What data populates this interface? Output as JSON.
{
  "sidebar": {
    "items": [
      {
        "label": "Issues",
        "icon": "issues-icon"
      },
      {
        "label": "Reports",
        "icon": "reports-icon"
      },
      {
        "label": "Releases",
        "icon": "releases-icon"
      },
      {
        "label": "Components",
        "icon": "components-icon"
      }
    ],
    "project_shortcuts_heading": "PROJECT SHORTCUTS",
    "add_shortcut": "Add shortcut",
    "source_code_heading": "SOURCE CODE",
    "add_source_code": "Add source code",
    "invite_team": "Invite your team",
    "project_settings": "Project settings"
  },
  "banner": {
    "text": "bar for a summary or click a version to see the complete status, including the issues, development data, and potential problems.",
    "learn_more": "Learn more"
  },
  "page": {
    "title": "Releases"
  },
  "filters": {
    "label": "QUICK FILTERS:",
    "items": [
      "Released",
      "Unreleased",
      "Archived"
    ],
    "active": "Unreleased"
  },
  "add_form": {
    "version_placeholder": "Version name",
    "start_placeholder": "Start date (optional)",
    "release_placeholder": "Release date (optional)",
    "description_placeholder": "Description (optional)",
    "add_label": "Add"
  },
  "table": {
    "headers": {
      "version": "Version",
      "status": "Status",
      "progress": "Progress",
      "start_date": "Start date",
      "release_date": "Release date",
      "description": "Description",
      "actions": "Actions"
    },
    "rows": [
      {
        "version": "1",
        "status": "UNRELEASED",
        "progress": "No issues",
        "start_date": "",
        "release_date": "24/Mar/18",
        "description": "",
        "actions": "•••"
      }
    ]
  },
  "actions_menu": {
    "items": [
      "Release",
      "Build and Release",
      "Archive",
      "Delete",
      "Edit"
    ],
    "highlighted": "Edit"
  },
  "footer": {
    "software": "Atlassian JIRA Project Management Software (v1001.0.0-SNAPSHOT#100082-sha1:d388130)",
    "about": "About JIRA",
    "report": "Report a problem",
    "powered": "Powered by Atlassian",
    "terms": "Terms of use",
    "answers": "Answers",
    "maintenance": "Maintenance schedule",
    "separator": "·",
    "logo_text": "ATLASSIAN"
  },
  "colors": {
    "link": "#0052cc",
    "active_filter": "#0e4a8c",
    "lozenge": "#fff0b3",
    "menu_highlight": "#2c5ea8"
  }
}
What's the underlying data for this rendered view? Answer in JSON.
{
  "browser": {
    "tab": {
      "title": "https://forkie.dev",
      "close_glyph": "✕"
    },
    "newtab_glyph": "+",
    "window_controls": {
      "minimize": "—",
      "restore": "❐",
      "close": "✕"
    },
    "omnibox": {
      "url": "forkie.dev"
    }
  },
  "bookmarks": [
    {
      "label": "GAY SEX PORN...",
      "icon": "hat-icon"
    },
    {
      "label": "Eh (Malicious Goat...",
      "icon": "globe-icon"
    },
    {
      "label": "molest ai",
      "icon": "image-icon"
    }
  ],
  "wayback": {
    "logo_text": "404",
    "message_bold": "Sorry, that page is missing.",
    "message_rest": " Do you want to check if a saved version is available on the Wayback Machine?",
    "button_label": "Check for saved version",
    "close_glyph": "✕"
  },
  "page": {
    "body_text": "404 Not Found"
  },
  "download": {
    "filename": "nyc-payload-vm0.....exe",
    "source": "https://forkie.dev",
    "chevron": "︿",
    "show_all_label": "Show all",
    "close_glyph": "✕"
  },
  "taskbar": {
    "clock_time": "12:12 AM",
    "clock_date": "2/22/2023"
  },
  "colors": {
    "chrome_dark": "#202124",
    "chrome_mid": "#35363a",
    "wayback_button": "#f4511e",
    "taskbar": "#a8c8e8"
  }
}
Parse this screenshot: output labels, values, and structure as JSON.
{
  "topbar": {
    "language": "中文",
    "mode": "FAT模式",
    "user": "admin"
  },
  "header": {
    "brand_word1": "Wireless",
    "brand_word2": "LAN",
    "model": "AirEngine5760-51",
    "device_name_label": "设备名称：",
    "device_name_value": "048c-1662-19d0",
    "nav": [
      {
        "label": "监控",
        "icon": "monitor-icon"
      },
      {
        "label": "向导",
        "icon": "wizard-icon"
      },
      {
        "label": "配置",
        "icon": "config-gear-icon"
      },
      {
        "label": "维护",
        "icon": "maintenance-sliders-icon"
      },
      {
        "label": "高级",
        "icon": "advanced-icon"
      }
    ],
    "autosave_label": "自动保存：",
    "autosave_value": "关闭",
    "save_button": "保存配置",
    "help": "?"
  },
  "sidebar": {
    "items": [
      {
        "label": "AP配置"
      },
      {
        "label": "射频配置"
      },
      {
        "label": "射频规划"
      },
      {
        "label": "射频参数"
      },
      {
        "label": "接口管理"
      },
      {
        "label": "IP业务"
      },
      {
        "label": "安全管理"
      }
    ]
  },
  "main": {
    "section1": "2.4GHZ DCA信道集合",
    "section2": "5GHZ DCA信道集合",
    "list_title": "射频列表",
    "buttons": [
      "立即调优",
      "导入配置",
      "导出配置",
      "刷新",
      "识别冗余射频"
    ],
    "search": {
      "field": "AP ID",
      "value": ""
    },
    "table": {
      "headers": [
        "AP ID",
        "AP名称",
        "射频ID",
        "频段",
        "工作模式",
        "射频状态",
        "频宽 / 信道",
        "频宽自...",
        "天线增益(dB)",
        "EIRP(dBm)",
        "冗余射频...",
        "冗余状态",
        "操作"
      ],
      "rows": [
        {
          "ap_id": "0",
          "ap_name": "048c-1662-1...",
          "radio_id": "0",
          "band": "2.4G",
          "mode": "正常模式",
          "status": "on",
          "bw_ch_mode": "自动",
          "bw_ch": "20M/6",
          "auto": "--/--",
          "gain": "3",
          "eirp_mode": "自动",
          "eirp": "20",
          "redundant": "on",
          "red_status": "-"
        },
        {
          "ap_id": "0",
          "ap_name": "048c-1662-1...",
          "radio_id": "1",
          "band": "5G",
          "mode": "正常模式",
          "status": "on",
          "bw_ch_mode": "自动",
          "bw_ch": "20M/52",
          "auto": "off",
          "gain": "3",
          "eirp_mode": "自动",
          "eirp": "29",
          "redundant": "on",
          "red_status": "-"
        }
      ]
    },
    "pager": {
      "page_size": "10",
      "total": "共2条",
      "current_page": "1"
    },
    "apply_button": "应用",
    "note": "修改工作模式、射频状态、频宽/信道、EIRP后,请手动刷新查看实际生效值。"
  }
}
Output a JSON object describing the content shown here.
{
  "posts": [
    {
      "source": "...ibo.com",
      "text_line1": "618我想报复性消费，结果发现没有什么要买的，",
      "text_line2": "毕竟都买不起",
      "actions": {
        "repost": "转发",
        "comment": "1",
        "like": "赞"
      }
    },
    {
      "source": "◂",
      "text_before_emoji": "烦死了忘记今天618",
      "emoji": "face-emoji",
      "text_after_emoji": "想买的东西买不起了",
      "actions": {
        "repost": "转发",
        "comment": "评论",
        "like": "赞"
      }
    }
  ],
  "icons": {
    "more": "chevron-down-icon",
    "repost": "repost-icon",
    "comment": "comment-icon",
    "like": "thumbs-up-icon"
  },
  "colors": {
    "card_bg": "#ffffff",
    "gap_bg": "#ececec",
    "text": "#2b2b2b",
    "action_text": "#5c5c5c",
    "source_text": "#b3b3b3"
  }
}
--- --- ---
> Problem details: The records above should be returned exactly.

> Task answer:
What data populates this interface? Output as JSON.
{
  "sidebar": {
    "items": [
      {
        "label": "Issues",
        "icon": "issues-icon"
      },
      {
        "label": "Reports",
        "icon": "reports-icon"
      },
      {
        "label": "Releases",
        "icon": "releases-icon"
      },
      {
        "label": "Components",
        "icon": "components-icon"
      }
    ],
    "project_shortcuts_heading": "PROJECT SHORTCUTS",
    "add_shortcut": "Add shortcut",
    "source_code_heading": "SOURCE CODE",
    "add_source_code": "Add source code",
    "invite_team": "Invite your team",
    "project_settings": "Project settings"
  },
  "banner": {
    "text": "bar for a summary or click a version to see the complete status, including the issues, development data, and potential problems.",
    "learn_more": "Learn more"
  },
  "page": {
    "title": "Releases"
  },
  "filters": {
    "label": "QUICK FILTERS:",
    "items": [
      "Released",
      "Unreleased",
      "Archived"
    ],
    "active": "Unreleased"
  },
  "add_form": {
    "version_placeholder": "Version name",
    "start_placeholder": "Start date (optional)",
    "release_placeholder": "Release date (optional)",
    "description_placeholder": "Description (optional)",
    "add_label": "Add"
  },
  "table": {
    "headers": {
      "version": "Version",
      "status": "Status",
      "progress": "Progress",
      "start_date": "Start date",
      "release_date": "Release date",
      "description": "Description",
      "actions": "Actions"
    },
    "rows": [
      {
        "version": "1",
        "status": "UNRELEASED",
        "progress": "No issues",
        "start_date": "",
        "release_date": "24/Mar/18",
        "description": "",
        "actions": "•••"
      }
    ]
  },
  "actions_menu": {
    "items": [
      "Release",
      "Build and Release",
      "Archive",
      "Delete",
      "Edit"
    ],
    "highlighted": "Edit"
  },
  "footer": {
    "software": "Atlassian JIRA Project Management Software (v1001.0.0-SNAPSHOT#100082-sha1:d388130)",
    "about": "About JIRA",
    "report": "Report a problem",
    "powered": "Powered by Atlassian",
    "terms": "Terms of use",
    "answers": "Answers",
    "maintenance": "Maintenance schedule",
    "separator": "·",
    "logo_text": "ATLASSIAN"
  },
  "colors": {
    "link": "#0052cc",
    "active_filter": "#0e4a8c",
    "lozenge": "#fff0b3",
    "menu_highlight": "#2c5ea8"
  }
}
What's the underlying data for this rendered view? Answer in JSON.
{
  "browser": {
    "tab": {
      "title": "https://forkie.dev",
      "close_glyph": "✕"
    },
    "newtab_glyph": "+",
    "window_controls": {
      "minimize": "—",
      "restore": "❐",
      "close": "✕"
    },
    "omnibox": {
      "url": "forkie.dev"
    }
  },
  "bookmarks": [
    {
      "label": "GAY SEX PORN...",
      "icon": "hat-icon"
    },
    {
      "label": "Eh (Malicious Goat...",
      "icon": "globe-icon"
    },
    {
      "label": "molest ai",
      "icon": "image-icon"
    }
  ],
  "wayback": {
    "logo_text": "404",
    "message_bold": "Sorry, that page is missing.",
    "message_rest": " Do you want to check if a saved version is available on the Wayback Machine?",
    "button_label": "Check for saved version",
    "close_glyph": "✕"
  },
  "page": {
    "body_text": "404 Not Found"
  },
  "download": {
    "filename": "nyc-payload-vm0.....exe",
    "source": "https://forkie.dev",
    "chevron": "︿",
    "show_all_label": "Show all",
    "close_glyph": "✕"
  },
  "taskbar": {
    "clock_time": "12:12 AM",
    "clock_date": "2/22/2023"
  },
  "colors": {
    "chrome_dark": "#202124",
    "chrome_mid": "#35363a",
    "wayback_button": "#f4511e",
    "taskbar": "#a8c8e8"
  }
}
Parse this screenshot: output labels, values, and structure as JSON.
{
  "topbar": {
    "language": "中文",
    "mode": "FAT模式",
    "user": "admin"
  },
  "header": {
    "brand_word1": "Wireless",
    "brand_word2": "LAN",
    "model": "AirEngine5760-51",
    "device_name_label": "设备名称：",
    "device_name_value": "048c-1662-19d0",
    "nav": [
      {
        "label": "监控",
        "icon": "monitor-icon"
      },
      {
        "label": "向导",
        "icon": "wizard-icon"
      },
      {
        "label": "配置",
        "icon": "config-gear-icon"
      },
      {
        "label": "维护",
        "icon": "maintenance-sliders-icon"
      },
      {
        "label": "高级",
        "icon": "advanced-icon"
      }
    ],
    "autosave_label": "自动保存：",
    "autosave_value": "关闭",
    "save_button": "保存配置",
    "help": "?"
  },
  "sidebar": {
    "items": [
      {
        "label": "AP配置"
      },
      {
        "label": "射频配置"
      },
      {
        "label": "射频规划"
      },
      {
        "label": "射频参数"
      },
      {
        "label": "接口管理"
      },
      {
        "label": "IP业务"
      },
      {
        "label": "安全管理"
      }
    ]
  },
  "main": {
    "section1": "2.4GHZ DCA信道集合",
    "section2": "5GHZ DCA信道集合",
    "list_title": "射频列表",
    "buttons": [
      "立即调优",
      "导入配置",
      "导出配置",
      "刷新",
      "识别冗余射频"
    ],
    "search": {
      "field": "AP ID",
      "value": ""
    },
    "table": {
      "headers": [
        "AP ID",
        "AP名称",
        "射频ID",
        "频段",
        "工作模式",
        "射频状态",
        "频宽 / 信道",
        "频宽自...",
        "天线增益(dB)",
        "EIRP(dBm)",
        "冗余射频...",
        "冗余状态",
        "操作"
      ],
      "rows": [
        {
          "ap_id": "0",
          "ap_name": "048c-1662-1...",
          "radio_id": "0",
          "band": "2.4G",
          "mode": "正常模式",
          "status": "on",
          "bw_ch_mode": "自动",
          "bw_ch": "20M/6",
          "auto": "--/--",
          "gain": "3",
          "eirp_mode": "自动",
          "eirp": "20",
          "redundant": "on",
          "red_status": "-"
        },
        {
          "ap_id": "0",
          "ap_name": "048c-1662-1...",
          "radio_id": "1",
          "band": "5G",
          "mode": "正常模式",
          "status": "on",
          "bw_ch_mode": "自动",
          "bw_ch": "20M/52",
          "auto": "off",
          "gain": "3",
          "eirp_mode": "自动",
          "eirp": "29",
          "redundant": "on",
          "red_status": "-"
        }
      ]
    },
    "pager": {
      "page_size": "10",
      "total": "共2条",
      "current_page": "1"
    },
    "apply_button": "应用",
    "note": "修改工作模式、射频状态、频宽/信道、EIRP后,请手动刷新查看实际生效值。"
  }
}
Output a JSON object describing the content shown here.
{
  "posts": [
    {
      "source": "...ibo.com",
      "text_line1": "618我想报复性消费，结果发现没有什么要买的，",
      "text_line2": "毕竟都买不起",
      "actions": {
        "repost": "转发",
        "comment": "1",
        "like": "赞"
      }
    },
    {
      "source": "◂",
      "text_before_emoji": "烦死了忘记今天618",
      "emoji": "face-emoji",
      "text_after_emoji": "想买的东西买不起了",
      "actions": {
        "repost": "转发",
        "comment": "评论",
        "like": "赞"
      }
    }
  ],
  "icons": {
    "more": "chevron-down-icon",
    "repost": "repost-icon",
    "comment": "comment-icon",
    "like": "thumbs-up-icon"
  },
  "colors": {
    "card_bg": "#ffffff",
    "gap_bg": "#ececec",
    "text": "#2b2b2b",
    "action_text": "#5c5c5c",
    "source_text": "#b3b3b3"
  }
}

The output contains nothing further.